▶ DATA FOR PROCESSING
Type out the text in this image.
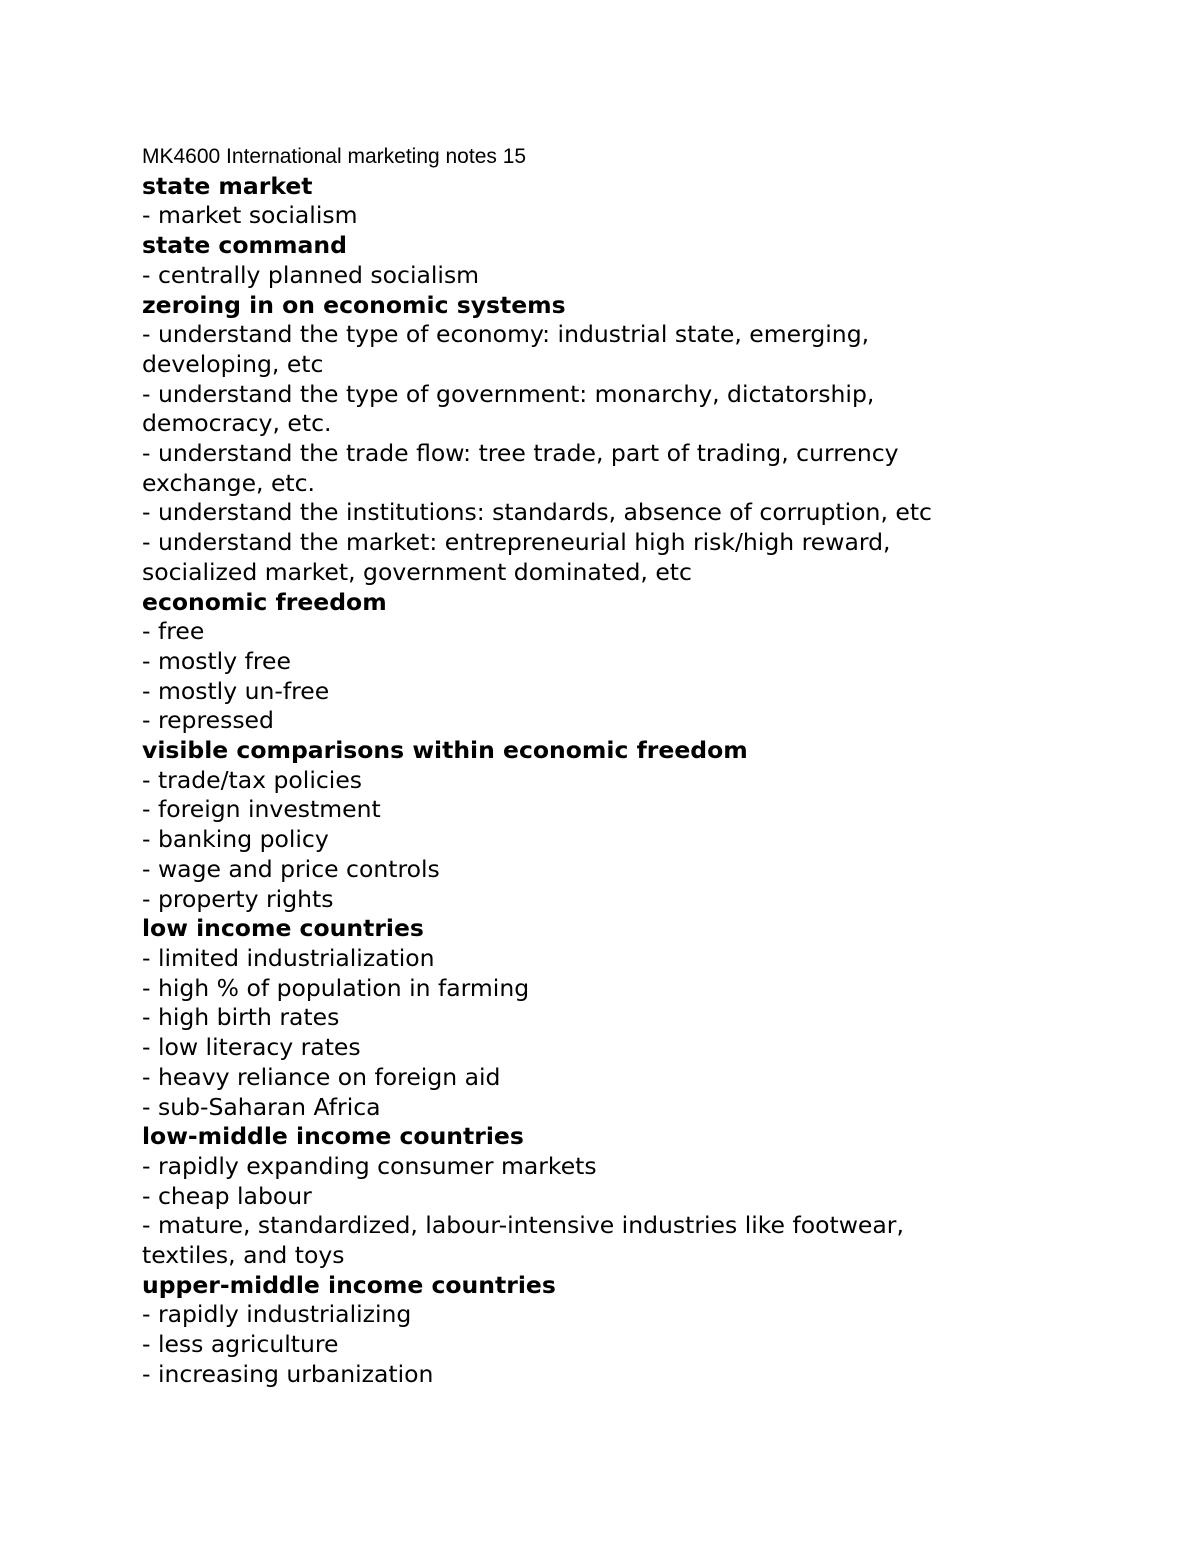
MK4600 International marketing notes 15

state market

- market socialism

state command

- centrally planned socialism

zeroing in on economic systems

- understand the type of economy: industrial state, emerging,

developing, etc

- understand the type of government: monarchy, dictatorship,

democracy, etc.

- understand the trade flow: tree trade, part of trading, currency

exchange, etc.

- understand the institutions: standards, absence of corruption, etc

- understand the market: entrepreneurial high risk/high reward,

socialized market, government dominated, etc

economic freedom

- free

- mostly free

- mostly un-free

- repressed

visible comparisons within economic freedom

- trade/tax policies

- foreign investment

- banking policy

- wage and price controls

- property rights

low income countries

- limited industrialization

- high % of population in farming

- high birth rates

- low literacy rates

- heavy reliance on foreign aid

- sub-Saharan Africa

low-middle income countries

- rapidly expanding consumer markets

- cheap labour

- mature, standardized, labour-intensive industries like footwear,

textiles, and toys

upper-middle income countries

- rapidly industrializing

- less agriculture

- increasing urbanization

▶ PROBLEM DESCRIPTION
Strip the images and reproduce the remaining records precisely.

▶ ANSWER IN FULL
Type out the text in this image.
MK4600 International marketing notes 15

state market

- market socialism

state command

- centrally planned socialism

zeroing in on economic systems

- understand the type of economy: industrial state, emerging,

developing, etc

- understand the type of government: monarchy, dictatorship,

democracy, etc.

- understand the trade flow: tree trade, part of trading, currency

exchange, etc.

- understand the institutions: standards, absence of corruption, etc

- understand the market: entrepreneurial high risk/high reward,

socialized market, government dominated, etc

economic freedom

- free

- mostly free

- mostly un-free

- repressed

visible comparisons within economic freedom

- trade/tax policies

- foreign investment

- banking policy

- wage and price controls

- property rights

low income countries

- limited industrialization

- high % of population in farming

- high birth rates

- low literacy rates

- heavy reliance on foreign aid

- sub-Saharan Africa

low-middle income countries

- rapidly expanding consumer markets

- cheap labour

- mature, standardized, labour-intensive industries like footwear,

textiles, and toys

upper-middle income countries

- rapidly industrializing

- less agriculture

- increasing urbanization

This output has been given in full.